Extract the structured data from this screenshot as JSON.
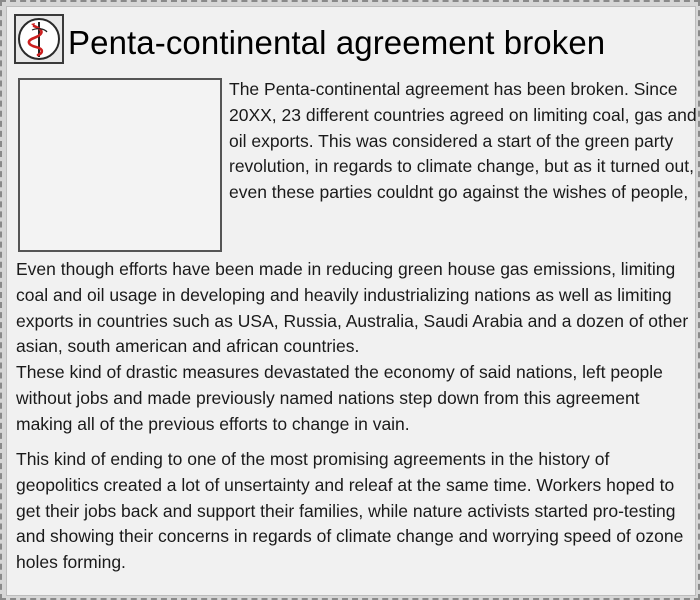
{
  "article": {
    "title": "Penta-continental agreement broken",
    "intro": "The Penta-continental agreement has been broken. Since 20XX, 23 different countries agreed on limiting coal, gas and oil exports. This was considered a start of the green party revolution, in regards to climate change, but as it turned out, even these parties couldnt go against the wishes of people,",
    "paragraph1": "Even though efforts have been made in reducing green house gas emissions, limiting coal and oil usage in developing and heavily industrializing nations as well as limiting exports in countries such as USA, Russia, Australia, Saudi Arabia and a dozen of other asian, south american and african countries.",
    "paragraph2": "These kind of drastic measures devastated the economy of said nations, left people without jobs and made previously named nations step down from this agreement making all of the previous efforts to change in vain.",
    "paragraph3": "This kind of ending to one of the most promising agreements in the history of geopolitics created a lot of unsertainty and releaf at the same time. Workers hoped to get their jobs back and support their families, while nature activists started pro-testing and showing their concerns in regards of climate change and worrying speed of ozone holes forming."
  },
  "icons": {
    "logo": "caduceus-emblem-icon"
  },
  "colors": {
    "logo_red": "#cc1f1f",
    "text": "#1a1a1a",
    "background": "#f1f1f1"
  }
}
-------
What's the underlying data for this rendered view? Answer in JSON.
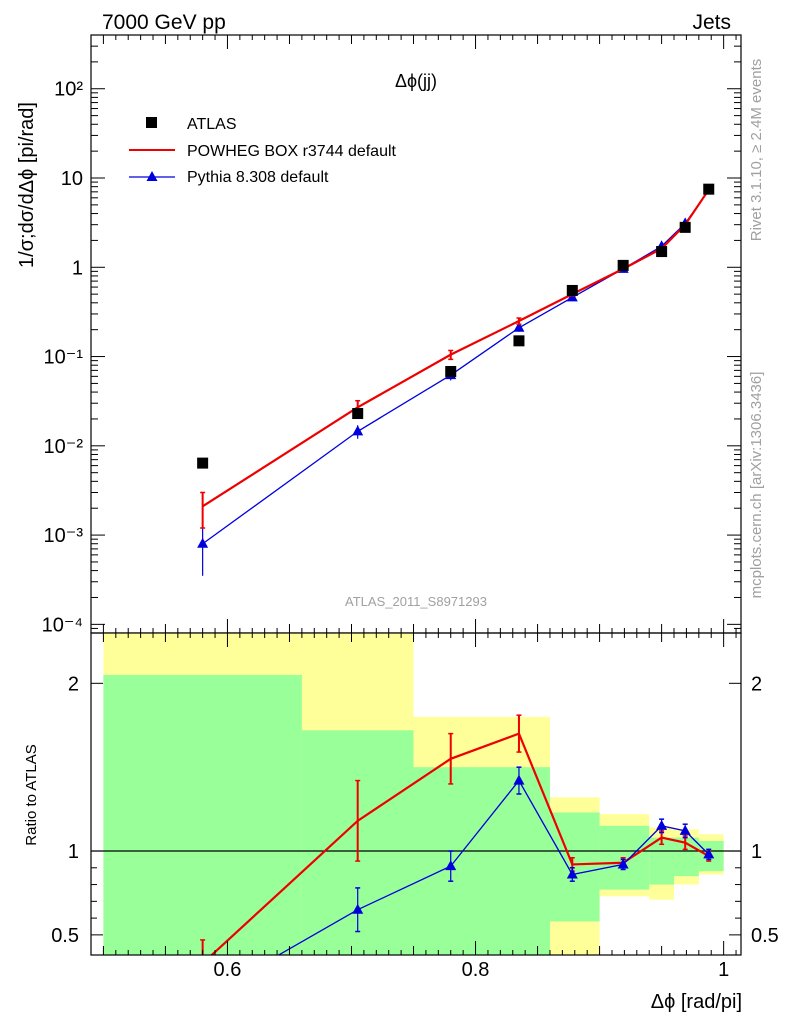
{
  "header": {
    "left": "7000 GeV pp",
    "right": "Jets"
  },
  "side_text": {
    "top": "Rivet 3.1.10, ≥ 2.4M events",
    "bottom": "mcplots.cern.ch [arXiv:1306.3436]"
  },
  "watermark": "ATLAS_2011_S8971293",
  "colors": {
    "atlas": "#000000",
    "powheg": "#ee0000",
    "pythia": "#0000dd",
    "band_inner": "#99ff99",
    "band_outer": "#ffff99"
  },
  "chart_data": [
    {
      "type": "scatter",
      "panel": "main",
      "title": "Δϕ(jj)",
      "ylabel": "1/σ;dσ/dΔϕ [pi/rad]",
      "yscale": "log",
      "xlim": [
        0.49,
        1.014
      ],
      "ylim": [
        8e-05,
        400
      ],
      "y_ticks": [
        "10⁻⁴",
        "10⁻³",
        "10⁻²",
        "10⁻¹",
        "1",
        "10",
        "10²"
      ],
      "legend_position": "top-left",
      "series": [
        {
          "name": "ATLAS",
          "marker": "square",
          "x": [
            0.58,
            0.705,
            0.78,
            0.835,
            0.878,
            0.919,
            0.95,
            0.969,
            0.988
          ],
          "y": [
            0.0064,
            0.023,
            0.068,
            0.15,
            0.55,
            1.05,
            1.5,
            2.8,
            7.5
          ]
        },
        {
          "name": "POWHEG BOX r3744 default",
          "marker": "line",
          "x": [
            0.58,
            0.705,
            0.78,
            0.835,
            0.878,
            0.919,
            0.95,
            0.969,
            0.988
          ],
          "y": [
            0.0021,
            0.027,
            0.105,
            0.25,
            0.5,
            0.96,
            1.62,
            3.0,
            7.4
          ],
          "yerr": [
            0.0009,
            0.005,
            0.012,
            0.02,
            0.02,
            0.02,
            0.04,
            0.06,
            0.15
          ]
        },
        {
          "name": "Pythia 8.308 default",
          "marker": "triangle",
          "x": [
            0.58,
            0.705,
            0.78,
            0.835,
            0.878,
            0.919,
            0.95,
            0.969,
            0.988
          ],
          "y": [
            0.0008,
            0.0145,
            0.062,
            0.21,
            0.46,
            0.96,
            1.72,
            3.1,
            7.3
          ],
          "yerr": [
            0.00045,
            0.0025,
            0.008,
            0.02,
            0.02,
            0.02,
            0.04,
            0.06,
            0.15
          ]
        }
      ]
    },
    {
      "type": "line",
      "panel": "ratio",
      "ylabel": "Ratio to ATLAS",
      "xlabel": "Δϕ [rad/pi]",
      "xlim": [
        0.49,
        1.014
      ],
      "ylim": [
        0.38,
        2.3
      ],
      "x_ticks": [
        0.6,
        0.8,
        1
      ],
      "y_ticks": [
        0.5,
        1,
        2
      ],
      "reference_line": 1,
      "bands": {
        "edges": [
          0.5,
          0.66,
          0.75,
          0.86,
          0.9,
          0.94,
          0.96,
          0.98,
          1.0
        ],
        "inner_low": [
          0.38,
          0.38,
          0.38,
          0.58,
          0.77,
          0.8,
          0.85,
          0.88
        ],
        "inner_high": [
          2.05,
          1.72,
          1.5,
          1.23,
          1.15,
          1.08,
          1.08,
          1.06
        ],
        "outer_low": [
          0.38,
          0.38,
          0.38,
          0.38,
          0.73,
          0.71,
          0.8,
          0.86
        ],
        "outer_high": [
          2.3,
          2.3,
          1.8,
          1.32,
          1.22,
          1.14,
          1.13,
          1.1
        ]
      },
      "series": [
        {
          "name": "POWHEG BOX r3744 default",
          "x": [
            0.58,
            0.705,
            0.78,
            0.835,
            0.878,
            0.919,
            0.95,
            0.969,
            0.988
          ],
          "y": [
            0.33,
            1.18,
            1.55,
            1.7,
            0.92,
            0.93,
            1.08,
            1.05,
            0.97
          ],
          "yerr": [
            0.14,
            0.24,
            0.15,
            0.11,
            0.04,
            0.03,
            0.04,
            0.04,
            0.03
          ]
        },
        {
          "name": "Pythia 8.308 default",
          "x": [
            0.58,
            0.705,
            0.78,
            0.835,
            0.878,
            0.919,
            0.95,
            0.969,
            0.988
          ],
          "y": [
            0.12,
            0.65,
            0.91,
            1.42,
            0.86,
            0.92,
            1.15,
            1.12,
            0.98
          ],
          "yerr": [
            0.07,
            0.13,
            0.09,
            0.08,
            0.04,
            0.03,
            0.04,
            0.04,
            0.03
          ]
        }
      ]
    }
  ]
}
-------
Task statement: Pick out all lines containing the string "ylabel".

Final result:
      "ylabel": "1/σ;dσ/dΔϕ [pi/rad]",
      "ylabel": "Ratio to ATLAS",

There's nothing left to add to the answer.